== Problem ==
The data below should be restated word for word, with every picture omitted.
:: Records provided ::
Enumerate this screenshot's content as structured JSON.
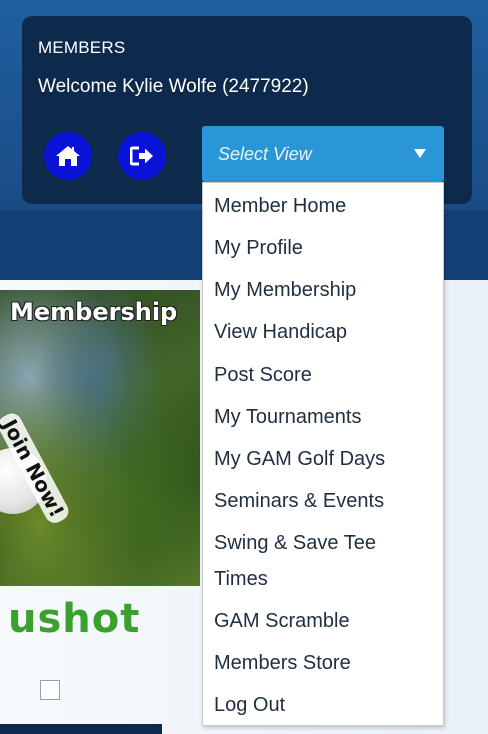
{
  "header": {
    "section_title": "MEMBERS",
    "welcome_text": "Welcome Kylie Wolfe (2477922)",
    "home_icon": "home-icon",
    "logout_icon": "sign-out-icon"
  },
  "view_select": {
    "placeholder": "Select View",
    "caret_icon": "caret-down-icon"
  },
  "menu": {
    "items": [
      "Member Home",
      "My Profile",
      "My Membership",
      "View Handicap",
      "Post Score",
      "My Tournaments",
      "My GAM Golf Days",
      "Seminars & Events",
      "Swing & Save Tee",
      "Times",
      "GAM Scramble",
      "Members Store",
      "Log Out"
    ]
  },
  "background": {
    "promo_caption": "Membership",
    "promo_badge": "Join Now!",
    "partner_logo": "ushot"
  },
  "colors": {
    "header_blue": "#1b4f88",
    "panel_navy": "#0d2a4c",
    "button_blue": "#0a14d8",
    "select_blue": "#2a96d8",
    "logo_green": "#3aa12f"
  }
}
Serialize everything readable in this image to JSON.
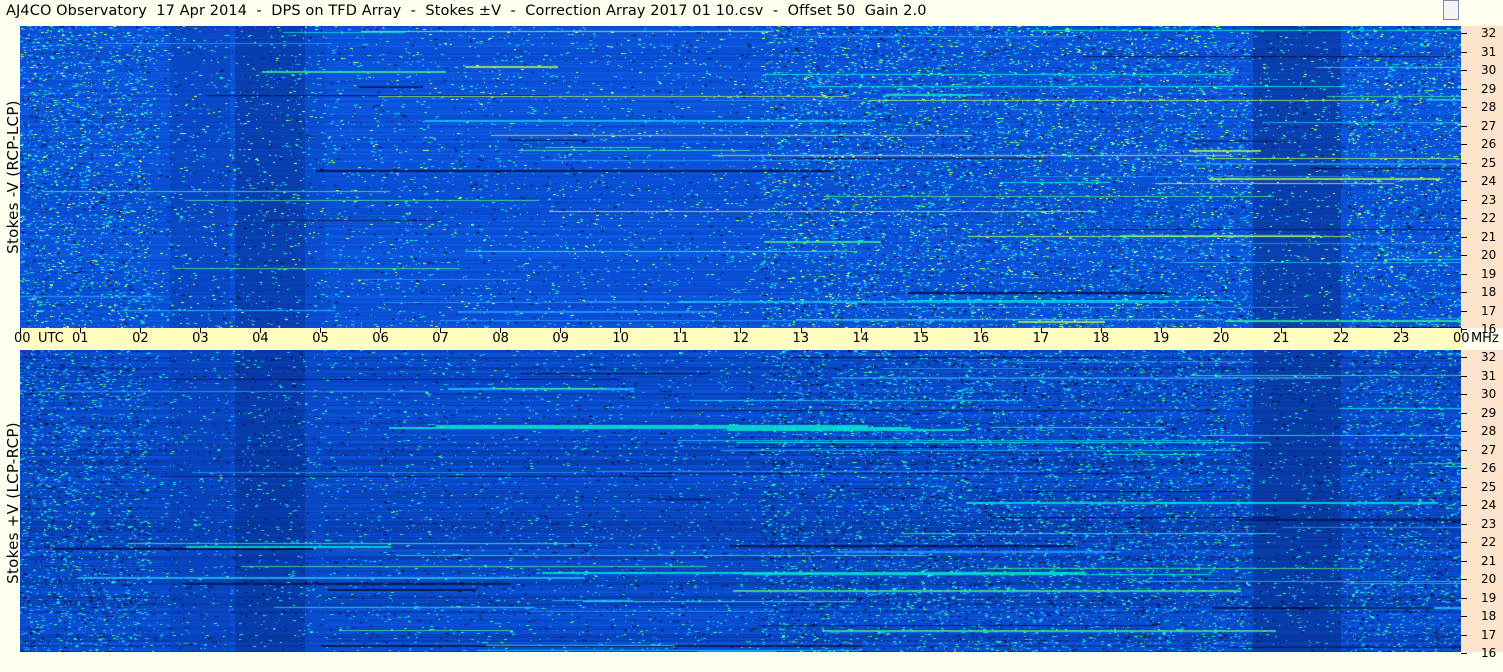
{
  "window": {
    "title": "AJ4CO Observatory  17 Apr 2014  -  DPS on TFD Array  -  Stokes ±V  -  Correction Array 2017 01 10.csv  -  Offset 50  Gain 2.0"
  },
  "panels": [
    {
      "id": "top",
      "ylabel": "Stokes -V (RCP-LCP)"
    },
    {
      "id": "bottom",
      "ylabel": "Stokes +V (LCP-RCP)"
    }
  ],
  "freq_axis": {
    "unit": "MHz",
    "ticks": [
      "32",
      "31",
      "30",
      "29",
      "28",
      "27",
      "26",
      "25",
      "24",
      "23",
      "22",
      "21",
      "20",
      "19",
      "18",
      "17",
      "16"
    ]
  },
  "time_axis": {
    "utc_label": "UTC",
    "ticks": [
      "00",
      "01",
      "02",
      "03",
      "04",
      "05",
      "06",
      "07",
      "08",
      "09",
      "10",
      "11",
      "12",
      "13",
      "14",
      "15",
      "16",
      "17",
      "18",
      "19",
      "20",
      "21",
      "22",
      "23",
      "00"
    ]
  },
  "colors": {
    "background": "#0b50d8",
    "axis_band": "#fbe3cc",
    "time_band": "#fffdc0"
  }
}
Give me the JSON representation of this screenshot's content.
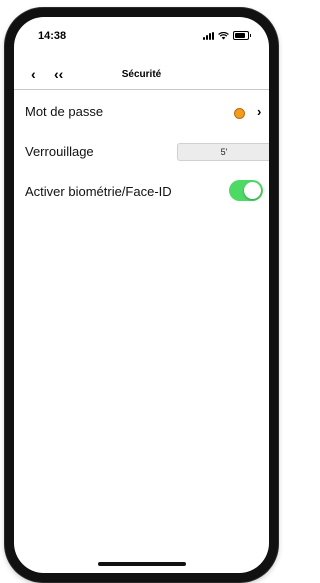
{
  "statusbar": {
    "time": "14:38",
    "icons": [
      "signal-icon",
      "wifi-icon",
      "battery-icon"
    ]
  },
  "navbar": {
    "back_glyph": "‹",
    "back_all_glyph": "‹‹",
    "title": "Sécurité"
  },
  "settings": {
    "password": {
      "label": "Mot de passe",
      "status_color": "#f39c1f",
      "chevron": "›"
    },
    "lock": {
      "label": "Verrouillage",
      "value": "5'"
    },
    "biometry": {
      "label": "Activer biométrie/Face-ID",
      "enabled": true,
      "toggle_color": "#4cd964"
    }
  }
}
:::
== The response ==
Enumerate this screenshot's content as structured JSON.
{
  "header": {
    "section_title": "MEMBERS",
    "welcome_text": "Welcome Kylie Wolfe (2477922)",
    "home_icon": "home-icon",
    "logout_icon": "sign-out-icon"
  },
  "view_select": {
    "placeholder": "Select View",
    "caret_icon": "caret-down-icon"
  },
  "menu": {
    "items": [
      "Member Home",
      "My Profile",
      "My Membership",
      "View Handicap",
      "Post Score",
      "My Tournaments",
      "My GAM Golf Days",
      "Seminars & Events",
      "Swing & Save Tee",
      "Times",
      "GAM Scramble",
      "Members Store",
      "Log Out"
    ]
  },
  "background": {
    "promo_caption": "Membership",
    "promo_badge": "Join Now!",
    "partner_logo": "ushot"
  },
  "colors": {
    "header_blue": "#1b4f88",
    "panel_navy": "#0d2a4c",
    "button_blue": "#0a14d8",
    "select_blue": "#2a96d8",
    "logo_green": "#3aa12f"
  }
}
Serialize everything readable in this image to JSON.
{
  "window": {
    "title": "AJ4CO Observatory  17 Apr 2014  -  DPS on TFD Array  -  Stokes ±V  -  Correction Array 2017 01 10.csv  -  Offset 50  Gain 2.0"
  },
  "panels": [
    {
      "id": "top",
      "ylabel": "Stokes -V (RCP-LCP)"
    },
    {
      "id": "bottom",
      "ylabel": "Stokes +V (LCP-RCP)"
    }
  ],
  "freq_axis": {
    "unit": "MHz",
    "ticks": [
      "32",
      "31",
      "30",
      "29",
      "28",
      "27",
      "26",
      "25",
      "24",
      "23",
      "22",
      "21",
      "20",
      "19",
      "18",
      "17",
      "16"
    ]
  },
  "time_axis": {
    "utc_label": "UTC",
    "ticks": [
      "00",
      "01",
      "02",
      "03",
      "04",
      "05",
      "06",
      "07",
      "08",
      "09",
      "10",
      "11",
      "12",
      "13",
      "14",
      "15",
      "16",
      "17",
      "18",
      "19",
      "20",
      "21",
      "22",
      "23",
      "00"
    ]
  },
  "colors": {
    "background": "#0b50d8",
    "axis_band": "#fbe3cc",
    "time_band": "#fffdc0"
  }
}
Give me the JSON representation of this screenshot's content.
{
  "statusbar": {
    "time": "14:38",
    "icons": [
      "signal-icon",
      "wifi-icon",
      "battery-icon"
    ]
  },
  "navbar": {
    "back_glyph": "‹",
    "back_all_glyph": "‹‹",
    "title": "Sécurité"
  },
  "settings": {
    "password": {
      "label": "Mot de passe",
      "status_color": "#f39c1f",
      "chevron": "›"
    },
    "lock": {
      "label": "Verrouillage",
      "value": "5'"
    },
    "biometry": {
      "label": "Activer biométrie/Face-ID",
      "enabled": true,
      "toggle_color": "#4cd964"
    }
  }
}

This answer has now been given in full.